• _The data_
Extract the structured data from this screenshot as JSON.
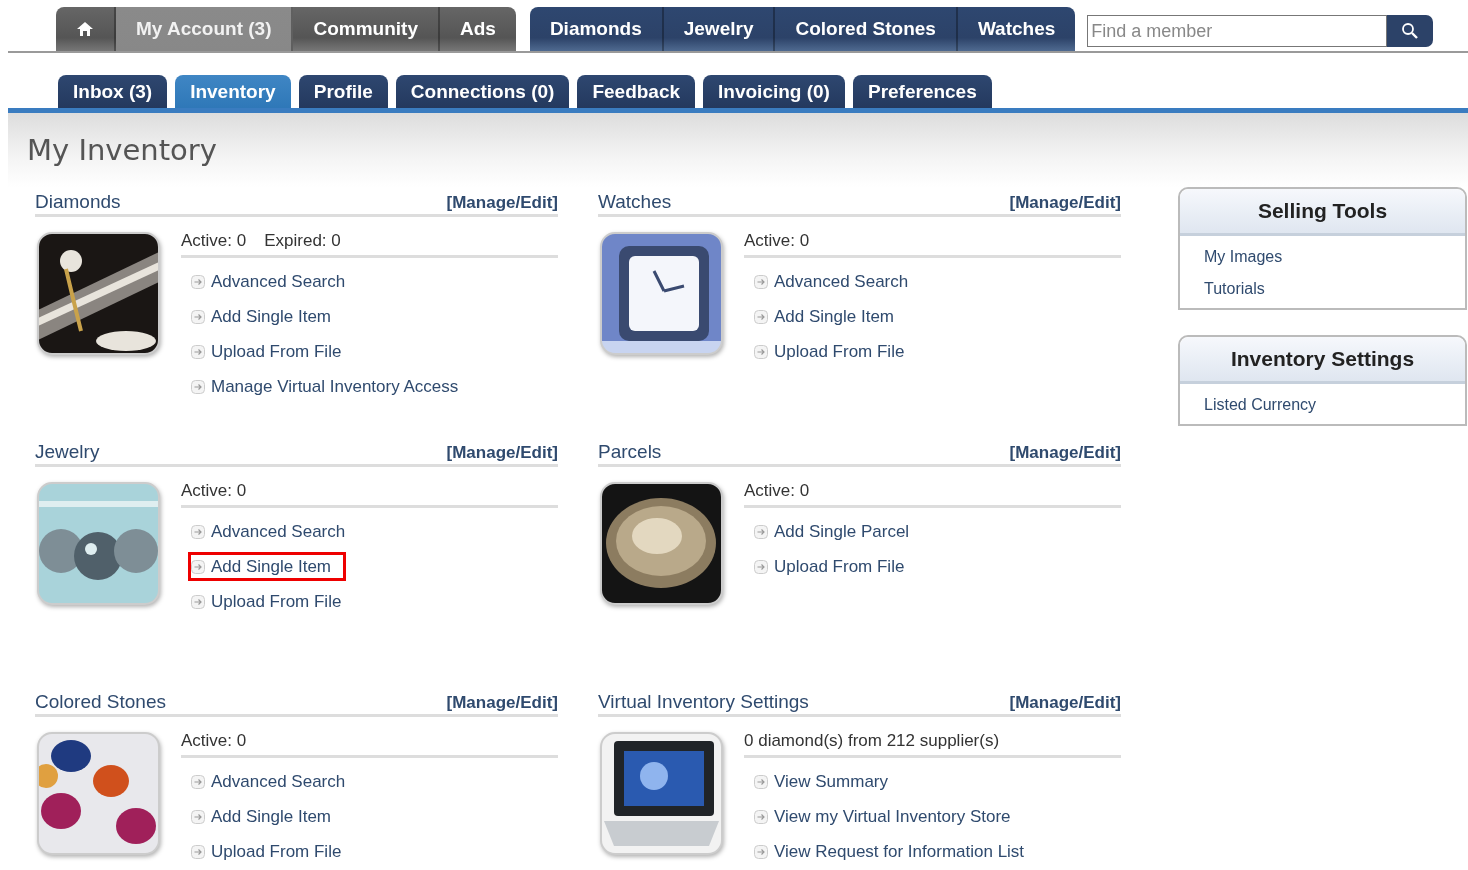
{
  "top_nav": {
    "account_tabs": [
      {
        "kind": "home",
        "selected": false
      },
      {
        "label": "My Account (3)",
        "selected": true
      },
      {
        "label": "Community",
        "selected": false
      },
      {
        "label": "Ads",
        "selected": false
      }
    ],
    "market_tabs": [
      {
        "label": "Diamonds"
      },
      {
        "label": "Jewelry"
      },
      {
        "label": "Colored Stones"
      },
      {
        "label": "Watches"
      }
    ],
    "search": {
      "placeholder": "Find a member"
    }
  },
  "sub_tabs": [
    {
      "label": "Inbox (3)",
      "selected": false
    },
    {
      "label": "Inventory",
      "selected": true
    },
    {
      "label": "Profile",
      "selected": false
    },
    {
      "label": "Connections (0)",
      "selected": false
    },
    {
      "label": "Feedback",
      "selected": false
    },
    {
      "label": "Invoicing (0)",
      "selected": false
    },
    {
      "label": "Preferences",
      "selected": false
    }
  ],
  "page_title": "My Inventory",
  "sections": [
    {
      "title": "Diamonds",
      "manage": "[Manage/Edit]",
      "picture": {
        "kind": "picture"
      },
      "stats": [
        "Active: 0",
        "Expired: 0"
      ],
      "links": [
        {
          "label": "Advanced Search",
          "highlighted": false
        },
        {
          "label": "Add Single Item",
          "highlighted": false
        },
        {
          "label": "Upload From File",
          "highlighted": false
        },
        {
          "label": "Manage Virtual Inventory Access",
          "highlighted": false
        }
      ]
    },
    {
      "title": "Watches",
      "manage": "[Manage/Edit]",
      "picture": {
        "kind": "picture"
      },
      "stats": [
        "Active: 0"
      ],
      "links": [
        {
          "label": "Advanced Search",
          "highlighted": false
        },
        {
          "label": "Add Single Item",
          "highlighted": false
        },
        {
          "label": "Upload From File",
          "highlighted": false
        }
      ]
    },
    {
      "title": "Jewelry",
      "manage": "[Manage/Edit]",
      "picture": {
        "kind": "picture"
      },
      "stats": [
        "Active: 0"
      ],
      "links": [
        {
          "label": "Advanced Search",
          "highlighted": false
        },
        {
          "label": "Add Single Item",
          "highlighted": true
        },
        {
          "label": "Upload From File",
          "highlighted": false
        }
      ]
    },
    {
      "title": "Parcels",
      "manage": "[Manage/Edit]",
      "picture": {
        "kind": "picture"
      },
      "stats": [
        "Active: 0"
      ],
      "links": [
        {
          "label": "Add Single Parcel",
          "highlighted": false
        },
        {
          "label": "Upload From File",
          "highlighted": false
        }
      ]
    },
    {
      "title": "Colored Stones",
      "manage": "[Manage/Edit]",
      "picture": {
        "kind": "picture"
      },
      "stats": [
        "Active: 0"
      ],
      "links": [
        {
          "label": "Advanced Search",
          "highlighted": false
        },
        {
          "label": "Add Single Item",
          "highlighted": false
        },
        {
          "label": "Upload From File",
          "highlighted": false
        }
      ]
    },
    {
      "title": "Virtual Inventory Settings",
      "manage": "[Manage/Edit]",
      "picture": {
        "kind": "picture"
      },
      "stats": [
        "0 diamond(s) from 212 supplier(s)"
      ],
      "links": [
        {
          "label": "View Summary",
          "highlighted": false
        },
        {
          "label": "View my Virtual Inventory Store",
          "highlighted": false
        },
        {
          "label": "View Request for Information List",
          "highlighted": false
        }
      ]
    }
  ],
  "sidebar": [
    {
      "title": "Selling Tools",
      "links": [
        "My Images",
        "Tutorials"
      ]
    },
    {
      "title": "Inventory Settings",
      "links": [
        "Listed Currency"
      ]
    }
  ]
}
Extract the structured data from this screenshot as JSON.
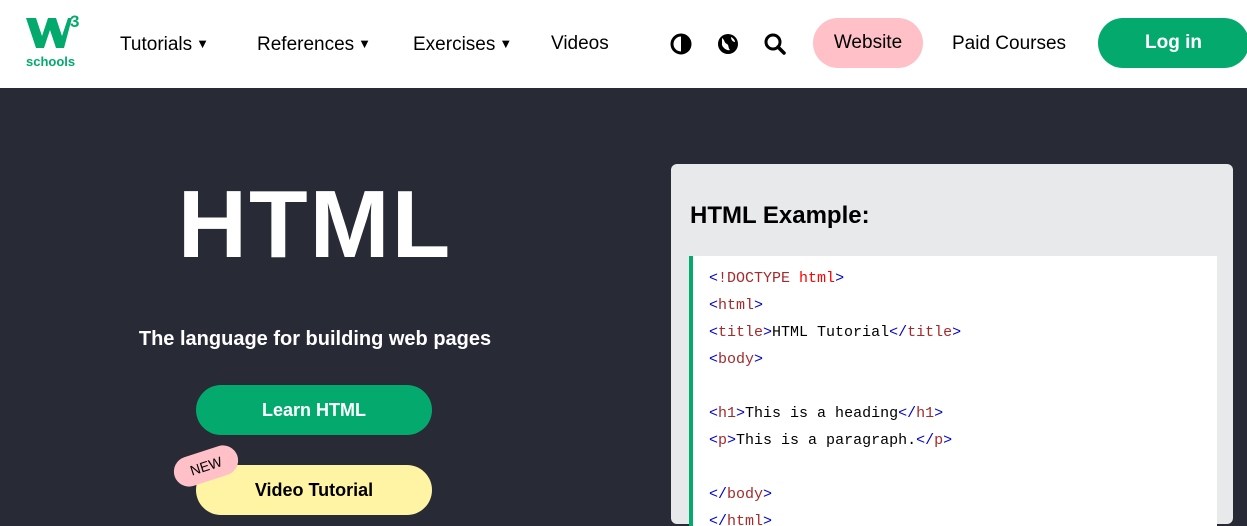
{
  "logo": {
    "superscript": "3",
    "wordmark": "schools",
    "icon": "w3-logo-icon"
  },
  "nav": {
    "links": [
      "Tutorials",
      "References",
      "Exercises",
      "Videos"
    ],
    "icons": [
      "contrast-icon",
      "globe-icon",
      "search-icon"
    ],
    "website_label": "Website",
    "paid_courses_label": "Paid Courses",
    "login_label": "Log in"
  },
  "hero": {
    "title": "HTML",
    "subtitle": "The language for building web pages",
    "learn_button": "Learn HTML",
    "video_button": "Video Tutorial",
    "new_badge": "NEW"
  },
  "example": {
    "title": "HTML Example:",
    "code_lines": [
      "<!DOCTYPE html>",
      "<html>",
      "<title>HTML Tutorial</title>",
      "<body>",
      "",
      "<h1>This is a heading</h1>",
      "<p>This is a paragraph.</p>",
      "",
      "</body>",
      "</html>"
    ]
  },
  "colors": {
    "brand_green": "#04AA6D",
    "hero_bg": "#282A35",
    "pink": "#FFC0C7",
    "yellow": "#FFF4A3"
  }
}
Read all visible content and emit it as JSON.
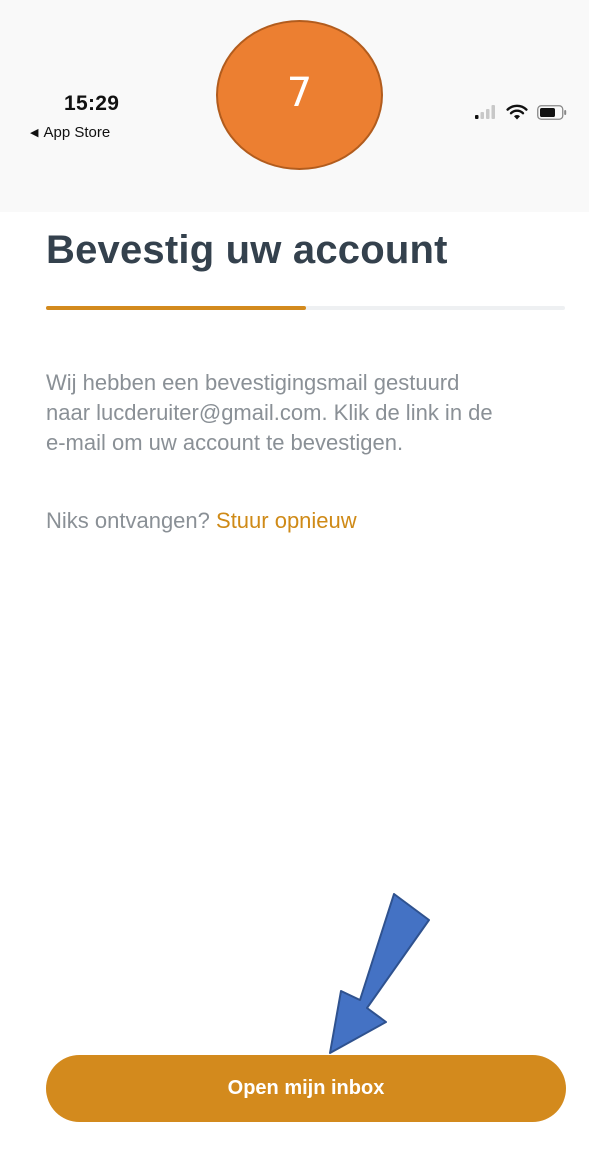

• _Exercise task_
Search the preceding listing for "Settings" and extract every line where it is found.

• _Result for this exercise_
      "title": "Virtual Inventory Settings",
      "title": "Inventory Settings",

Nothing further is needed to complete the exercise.